### [AIM OF THE EXERCISE]
Exactly reproduce each record listed below.

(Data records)

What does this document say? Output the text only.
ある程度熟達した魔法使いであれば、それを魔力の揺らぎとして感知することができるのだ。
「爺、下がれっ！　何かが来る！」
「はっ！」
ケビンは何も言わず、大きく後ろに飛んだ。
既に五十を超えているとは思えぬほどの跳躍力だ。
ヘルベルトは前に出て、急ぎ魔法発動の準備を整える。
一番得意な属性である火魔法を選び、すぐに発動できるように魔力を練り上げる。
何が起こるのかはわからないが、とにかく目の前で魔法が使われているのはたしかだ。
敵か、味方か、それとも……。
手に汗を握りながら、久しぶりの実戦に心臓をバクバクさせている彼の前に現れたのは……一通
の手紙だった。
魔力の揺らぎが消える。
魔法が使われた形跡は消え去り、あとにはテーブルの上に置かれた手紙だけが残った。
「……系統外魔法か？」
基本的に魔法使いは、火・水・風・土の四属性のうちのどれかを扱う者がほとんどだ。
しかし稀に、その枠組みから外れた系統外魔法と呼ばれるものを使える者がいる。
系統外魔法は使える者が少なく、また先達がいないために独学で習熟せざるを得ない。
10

### [TASK RESPONSE]
What does this document say? Output the text only.
ある程度熟達した魔法使いであれば、それを魔力の揺らぎとして感知することができるのだ。
「爺、下がれっ！　何かが来る！」
「はっ！」
ケビンは何も言わず、大きく後ろに飛んだ。
既に五十を超えているとは思えぬほどの跳躍力だ。
ヘルベルトは前に出て、急ぎ魔法発動の準備を整える。
一番得意な属性である火魔法を選び、すぐに発動できるように魔力を練り上げる。
何が起こるのかはわからないが、とにかく目の前で魔法が使われているのはたしかだ。
敵か、味方か、それとも……。
手に汗を握りながら、久しぶりの実戦に心臓をバクバクさせている彼の前に現れたのは……一通
の手紙だった。
魔力の揺らぎが消える。
魔法が使われた形跡は消え去り、あとにはテーブルの上に置かれた手紙だけが残った。
「……系統外魔法か？」
基本的に魔法使いは、火・水・風・土の四属性のうちのどれかを扱う者がほとんどだ。
しかし稀に、その枠組みから外れた系統外魔法と呼ばれるものを使える者がいる。
系統外魔法は使える者が少なく、また先達がいないために独学で習熟せざるを得ない。
10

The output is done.